▶ **What to work on**
Write the records out again exactly, leaving no images in.

- - - - - - -

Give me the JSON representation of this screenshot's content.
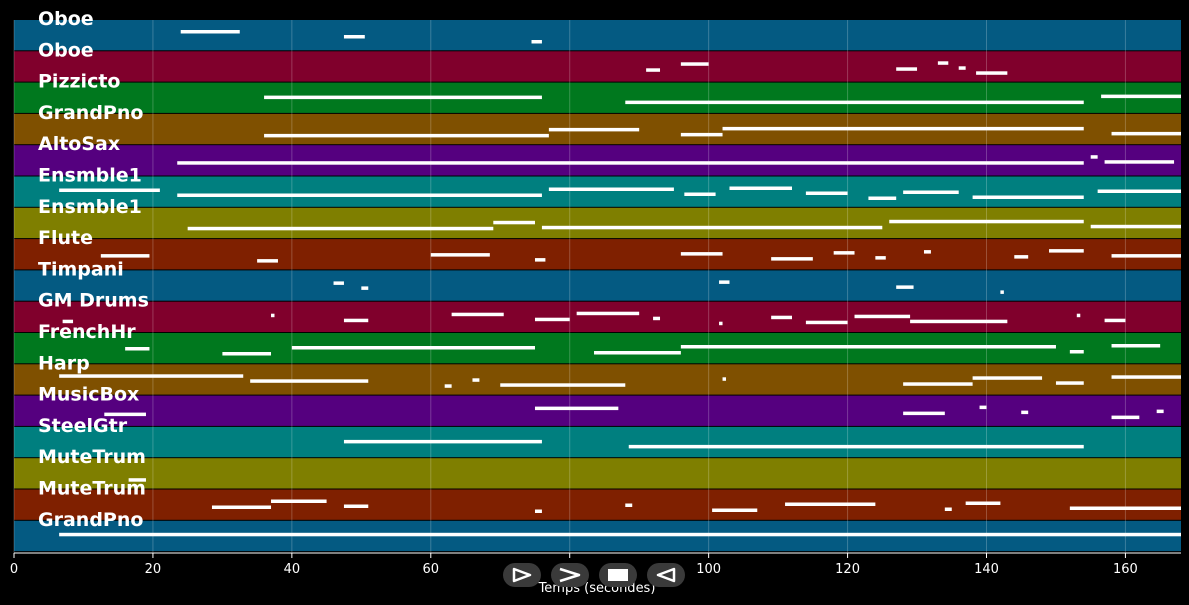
{
  "axis": {
    "xlabel": "Temps (secondes)",
    "xlim": [
      0,
      168
    ],
    "ticks": [
      0,
      20,
      40,
      60,
      80,
      100,
      120,
      140,
      160
    ]
  },
  "tracks": [
    {
      "name": "Oboe",
      "color": "#045a82"
    },
    {
      "name": "Oboe",
      "color": "#80002c"
    },
    {
      "name": "Pizzicto",
      "color": "#00781e"
    },
    {
      "name": "GrandPno",
      "color": "#7f5000"
    },
    {
      "name": "AltoSax",
      "color": "#55007f"
    },
    {
      "name": "Ensmble1",
      "color": "#007f7f"
    },
    {
      "name": "Ensmble1",
      "color": "#7f7f00"
    },
    {
      "name": "Flute",
      "color": "#7f2000"
    },
    {
      "name": "Timpani",
      "color": "#045a82"
    },
    {
      "name": "GM Drums",
      "color": "#80002c"
    },
    {
      "name": "FrenchHr",
      "color": "#00781e"
    },
    {
      "name": "Harp",
      "color": "#7f5000"
    },
    {
      "name": "MusicBox",
      "color": "#55007f"
    },
    {
      "name": "SteelGtr",
      "color": "#007f7f"
    },
    {
      "name": "MuteTrum",
      "color": "#7f7f00"
    },
    {
      "name": "MuteTrum",
      "color": "#7f2000"
    },
    {
      "name": "GrandPno",
      "color": "#045a82"
    }
  ],
  "notes": [
    [
      [
        24,
        32.5
      ],
      [
        47.5,
        50.5
      ],
      [
        74.5,
        76
      ]
    ],
    [
      [
        91,
        93
      ],
      [
        96,
        100
      ],
      [
        127,
        130
      ],
      [
        133,
        134.5
      ],
      [
        136,
        137
      ],
      [
        138.5,
        143
      ]
    ],
    [
      [
        36,
        76
      ],
      [
        88,
        154
      ],
      [
        156.5,
        168
      ]
    ],
    [
      [
        36,
        77
      ],
      [
        77,
        90
      ],
      [
        96,
        102
      ],
      [
        102,
        154
      ],
      [
        158,
        168
      ]
    ],
    [
      [
        23.5,
        154
      ],
      [
        155,
        156
      ],
      [
        157,
        167
      ]
    ],
    [
      [
        6.5,
        21
      ],
      [
        23.5,
        76
      ],
      [
        77,
        95
      ],
      [
        96.5,
        101
      ],
      [
        103,
        112
      ],
      [
        114,
        120
      ],
      [
        123,
        127
      ],
      [
        128,
        136
      ],
      [
        138,
        154
      ],
      [
        156,
        168
      ]
    ],
    [
      [
        25,
        69
      ],
      [
        69,
        75
      ],
      [
        76,
        125
      ],
      [
        126,
        154
      ],
      [
        155,
        168
      ]
    ],
    [
      [
        12.5,
        19.5
      ],
      [
        35,
        38
      ],
      [
        60,
        68.5
      ],
      [
        75,
        76.5
      ],
      [
        96,
        102
      ],
      [
        109,
        115
      ],
      [
        118,
        121
      ],
      [
        124,
        125.5
      ],
      [
        131,
        132
      ],
      [
        144,
        146
      ],
      [
        149,
        154
      ],
      [
        158,
        168
      ]
    ],
    [
      [
        46,
        47.5
      ],
      [
        50,
        51
      ],
      [
        101.5,
        103
      ],
      [
        127,
        129.5
      ],
      [
        142,
        142.5
      ]
    ],
    [
      [
        7,
        8.5
      ],
      [
        37,
        37.5
      ],
      [
        47.5,
        51
      ],
      [
        63,
        70.5
      ],
      [
        75,
        80
      ],
      [
        81,
        90
      ],
      [
        92,
        93
      ],
      [
        101.5,
        102
      ],
      [
        109,
        112
      ],
      [
        114,
        120
      ],
      [
        121,
        129
      ],
      [
        129,
        143
      ],
      [
        153,
        153.5
      ],
      [
        157,
        160
      ]
    ],
    [
      [
        16,
        19.5
      ],
      [
        30,
        37
      ],
      [
        40,
        75
      ],
      [
        83.5,
        96
      ],
      [
        96,
        150
      ],
      [
        152,
        154
      ],
      [
        158,
        165
      ]
    ],
    [
      [
        6.5,
        33
      ],
      [
        34,
        51
      ],
      [
        62,
        63
      ],
      [
        66,
        67
      ],
      [
        70,
        88
      ],
      [
        102,
        102.5
      ],
      [
        128,
        138
      ],
      [
        138,
        148
      ],
      [
        150,
        154
      ],
      [
        158,
        168
      ]
    ],
    [
      [
        13,
        19
      ],
      [
        75,
        87
      ],
      [
        128,
        134
      ],
      [
        139,
        140
      ],
      [
        145,
        146
      ],
      [
        158,
        162
      ],
      [
        164.5,
        165.5
      ]
    ],
    [
      [
        47.5,
        76
      ],
      [
        88.5,
        154
      ]
    ],
    [
      [
        16.5,
        19
      ]
    ],
    [
      [
        28.5,
        37
      ],
      [
        37,
        45
      ],
      [
        47.5,
        51
      ],
      [
        75,
        76
      ],
      [
        88,
        89
      ],
      [
        100.5,
        107
      ],
      [
        111,
        124
      ],
      [
        134,
        135
      ],
      [
        137,
        142
      ],
      [
        152,
        168
      ]
    ],
    [
      [
        6.5,
        168
      ]
    ]
  ],
  "controls": [
    {
      "name": "play-icon"
    },
    {
      "name": "next-icon"
    },
    {
      "name": "stop-icon"
    },
    {
      "name": "rewind-icon"
    }
  ]
}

- - - - - - -

▶ **Task output**
Give me the JSON representation of this screenshot's content.
{
  "axis": {
    "xlabel": "Temps (secondes)",
    "xlim": [
      0,
      168
    ],
    "ticks": [
      0,
      20,
      40,
      60,
      80,
      100,
      120,
      140,
      160
    ]
  },
  "tracks": [
    {
      "name": "Oboe",
      "color": "#045a82"
    },
    {
      "name": "Oboe",
      "color": "#80002c"
    },
    {
      "name": "Pizzicto",
      "color": "#00781e"
    },
    {
      "name": "GrandPno",
      "color": "#7f5000"
    },
    {
      "name": "AltoSax",
      "color": "#55007f"
    },
    {
      "name": "Ensmble1",
      "color": "#007f7f"
    },
    {
      "name": "Ensmble1",
      "color": "#7f7f00"
    },
    {
      "name": "Flute",
      "color": "#7f2000"
    },
    {
      "name": "Timpani",
      "color": "#045a82"
    },
    {
      "name": "GM Drums",
      "color": "#80002c"
    },
    {
      "name": "FrenchHr",
      "color": "#00781e"
    },
    {
      "name": "Harp",
      "color": "#7f5000"
    },
    {
      "name": "MusicBox",
      "color": "#55007f"
    },
    {
      "name": "SteelGtr",
      "color": "#007f7f"
    },
    {
      "name": "MuteTrum",
      "color": "#7f7f00"
    },
    {
      "name": "MuteTrum",
      "color": "#7f2000"
    },
    {
      "name": "GrandPno",
      "color": "#045a82"
    }
  ],
  "notes": [
    [
      [
        24,
        32.5
      ],
      [
        47.5,
        50.5
      ],
      [
        74.5,
        76
      ]
    ],
    [
      [
        91,
        93
      ],
      [
        96,
        100
      ],
      [
        127,
        130
      ],
      [
        133,
        134.5
      ],
      [
        136,
        137
      ],
      [
        138.5,
        143
      ]
    ],
    [
      [
        36,
        76
      ],
      [
        88,
        154
      ],
      [
        156.5,
        168
      ]
    ],
    [
      [
        36,
        77
      ],
      [
        77,
        90
      ],
      [
        96,
        102
      ],
      [
        102,
        154
      ],
      [
        158,
        168
      ]
    ],
    [
      [
        23.5,
        154
      ],
      [
        155,
        156
      ],
      [
        157,
        167
      ]
    ],
    [
      [
        6.5,
        21
      ],
      [
        23.5,
        76
      ],
      [
        77,
        95
      ],
      [
        96.5,
        101
      ],
      [
        103,
        112
      ],
      [
        114,
        120
      ],
      [
        123,
        127
      ],
      [
        128,
        136
      ],
      [
        138,
        154
      ],
      [
        156,
        168
      ]
    ],
    [
      [
        25,
        69
      ],
      [
        69,
        75
      ],
      [
        76,
        125
      ],
      [
        126,
        154
      ],
      [
        155,
        168
      ]
    ],
    [
      [
        12.5,
        19.5
      ],
      [
        35,
        38
      ],
      [
        60,
        68.5
      ],
      [
        75,
        76.5
      ],
      [
        96,
        102
      ],
      [
        109,
        115
      ],
      [
        118,
        121
      ],
      [
        124,
        125.5
      ],
      [
        131,
        132
      ],
      [
        144,
        146
      ],
      [
        149,
        154
      ],
      [
        158,
        168
      ]
    ],
    [
      [
        46,
        47.5
      ],
      [
        50,
        51
      ],
      [
        101.5,
        103
      ],
      [
        127,
        129.5
      ],
      [
        142,
        142.5
      ]
    ],
    [
      [
        7,
        8.5
      ],
      [
        37,
        37.5
      ],
      [
        47.5,
        51
      ],
      [
        63,
        70.5
      ],
      [
        75,
        80
      ],
      [
        81,
        90
      ],
      [
        92,
        93
      ],
      [
        101.5,
        102
      ],
      [
        109,
        112
      ],
      [
        114,
        120
      ],
      [
        121,
        129
      ],
      [
        129,
        143
      ],
      [
        153,
        153.5
      ],
      [
        157,
        160
      ]
    ],
    [
      [
        16,
        19.5
      ],
      [
        30,
        37
      ],
      [
        40,
        75
      ],
      [
        83.5,
        96
      ],
      [
        96,
        150
      ],
      [
        152,
        154
      ],
      [
        158,
        165
      ]
    ],
    [
      [
        6.5,
        33
      ],
      [
        34,
        51
      ],
      [
        62,
        63
      ],
      [
        66,
        67
      ],
      [
        70,
        88
      ],
      [
        102,
        102.5
      ],
      [
        128,
        138
      ],
      [
        138,
        148
      ],
      [
        150,
        154
      ],
      [
        158,
        168
      ]
    ],
    [
      [
        13,
        19
      ],
      [
        75,
        87
      ],
      [
        128,
        134
      ],
      [
        139,
        140
      ],
      [
        145,
        146
      ],
      [
        158,
        162
      ],
      [
        164.5,
        165.5
      ]
    ],
    [
      [
        47.5,
        76
      ],
      [
        88.5,
        154
      ]
    ],
    [
      [
        16.5,
        19
      ]
    ],
    [
      [
        28.5,
        37
      ],
      [
        37,
        45
      ],
      [
        47.5,
        51
      ],
      [
        75,
        76
      ],
      [
        88,
        89
      ],
      [
        100.5,
        107
      ],
      [
        111,
        124
      ],
      [
        134,
        135
      ],
      [
        137,
        142
      ],
      [
        152,
        168
      ]
    ],
    [
      [
        6.5,
        168
      ]
    ]
  ],
  "controls": [
    {
      "name": "play-icon"
    },
    {
      "name": "next-icon"
    },
    {
      "name": "stop-icon"
    },
    {
      "name": "rewind-icon"
    }
  ]
}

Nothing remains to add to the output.